[Data excerpts]
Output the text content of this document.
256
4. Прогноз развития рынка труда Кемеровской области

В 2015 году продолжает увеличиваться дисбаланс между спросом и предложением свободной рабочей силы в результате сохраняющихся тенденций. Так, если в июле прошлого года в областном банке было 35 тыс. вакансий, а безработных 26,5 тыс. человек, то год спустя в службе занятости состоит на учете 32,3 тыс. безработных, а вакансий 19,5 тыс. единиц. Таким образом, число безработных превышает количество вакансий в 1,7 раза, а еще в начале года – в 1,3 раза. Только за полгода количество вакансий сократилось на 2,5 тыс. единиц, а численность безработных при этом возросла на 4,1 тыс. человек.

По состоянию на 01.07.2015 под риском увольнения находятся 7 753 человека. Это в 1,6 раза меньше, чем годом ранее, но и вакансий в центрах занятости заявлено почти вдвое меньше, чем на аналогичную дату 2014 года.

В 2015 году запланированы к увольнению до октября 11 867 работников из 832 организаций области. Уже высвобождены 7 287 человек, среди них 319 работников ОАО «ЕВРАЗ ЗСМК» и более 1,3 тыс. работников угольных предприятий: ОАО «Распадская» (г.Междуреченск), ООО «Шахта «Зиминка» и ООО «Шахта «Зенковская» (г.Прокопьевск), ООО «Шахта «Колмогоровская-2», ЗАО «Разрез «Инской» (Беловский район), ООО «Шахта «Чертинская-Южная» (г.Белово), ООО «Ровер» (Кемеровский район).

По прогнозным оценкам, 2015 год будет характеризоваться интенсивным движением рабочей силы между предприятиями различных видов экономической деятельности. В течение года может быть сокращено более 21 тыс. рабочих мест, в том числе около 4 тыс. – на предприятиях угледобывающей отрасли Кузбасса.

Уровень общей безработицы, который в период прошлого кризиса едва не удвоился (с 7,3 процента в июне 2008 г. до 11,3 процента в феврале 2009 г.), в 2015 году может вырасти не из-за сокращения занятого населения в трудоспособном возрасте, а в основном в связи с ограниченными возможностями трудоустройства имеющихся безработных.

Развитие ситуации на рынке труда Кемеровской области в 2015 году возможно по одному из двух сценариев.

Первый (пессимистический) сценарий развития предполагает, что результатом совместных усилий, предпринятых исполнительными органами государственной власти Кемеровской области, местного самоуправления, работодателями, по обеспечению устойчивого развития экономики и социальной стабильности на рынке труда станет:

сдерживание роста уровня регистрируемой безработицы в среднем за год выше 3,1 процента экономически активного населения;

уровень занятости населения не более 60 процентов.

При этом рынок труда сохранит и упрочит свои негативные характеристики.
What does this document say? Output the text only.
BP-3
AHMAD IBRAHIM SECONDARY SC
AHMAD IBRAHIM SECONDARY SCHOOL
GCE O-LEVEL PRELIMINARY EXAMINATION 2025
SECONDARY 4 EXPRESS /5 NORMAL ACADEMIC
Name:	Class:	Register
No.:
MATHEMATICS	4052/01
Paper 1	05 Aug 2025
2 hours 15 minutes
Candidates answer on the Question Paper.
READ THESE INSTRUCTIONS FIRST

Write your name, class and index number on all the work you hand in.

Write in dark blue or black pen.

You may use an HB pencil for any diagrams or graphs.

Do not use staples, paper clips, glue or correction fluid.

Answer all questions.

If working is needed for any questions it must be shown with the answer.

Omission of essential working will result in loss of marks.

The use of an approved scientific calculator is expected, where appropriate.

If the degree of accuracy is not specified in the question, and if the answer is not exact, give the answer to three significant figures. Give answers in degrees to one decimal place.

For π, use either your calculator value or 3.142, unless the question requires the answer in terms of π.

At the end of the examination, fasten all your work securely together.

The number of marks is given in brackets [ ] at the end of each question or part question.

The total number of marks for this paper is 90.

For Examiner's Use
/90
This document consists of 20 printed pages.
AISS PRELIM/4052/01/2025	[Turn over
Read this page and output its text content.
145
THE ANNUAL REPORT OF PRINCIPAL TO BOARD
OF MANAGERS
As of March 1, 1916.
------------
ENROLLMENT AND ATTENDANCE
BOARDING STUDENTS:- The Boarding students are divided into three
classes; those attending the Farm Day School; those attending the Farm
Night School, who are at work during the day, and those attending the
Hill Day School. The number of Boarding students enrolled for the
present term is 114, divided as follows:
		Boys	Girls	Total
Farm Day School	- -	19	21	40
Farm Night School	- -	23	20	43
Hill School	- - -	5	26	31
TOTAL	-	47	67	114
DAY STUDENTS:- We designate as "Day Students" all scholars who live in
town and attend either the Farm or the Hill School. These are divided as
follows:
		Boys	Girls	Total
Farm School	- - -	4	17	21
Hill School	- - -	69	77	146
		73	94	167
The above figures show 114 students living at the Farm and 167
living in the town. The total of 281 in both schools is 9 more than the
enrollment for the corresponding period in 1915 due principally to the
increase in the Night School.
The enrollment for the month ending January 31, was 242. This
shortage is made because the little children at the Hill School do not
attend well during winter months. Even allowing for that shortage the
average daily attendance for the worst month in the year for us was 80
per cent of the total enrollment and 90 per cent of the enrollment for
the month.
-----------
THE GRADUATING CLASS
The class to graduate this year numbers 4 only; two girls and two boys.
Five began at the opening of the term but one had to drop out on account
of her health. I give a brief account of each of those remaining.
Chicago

WHAT IS NEEDED —
Show each line of the listing that holds the string "marks".

WRITTEN REPLY —
Omission of essential working will result in loss of marks.
The number of marks is given in brackets [ ] at the end of each question or part question.
The total number of marks for this paper is 90.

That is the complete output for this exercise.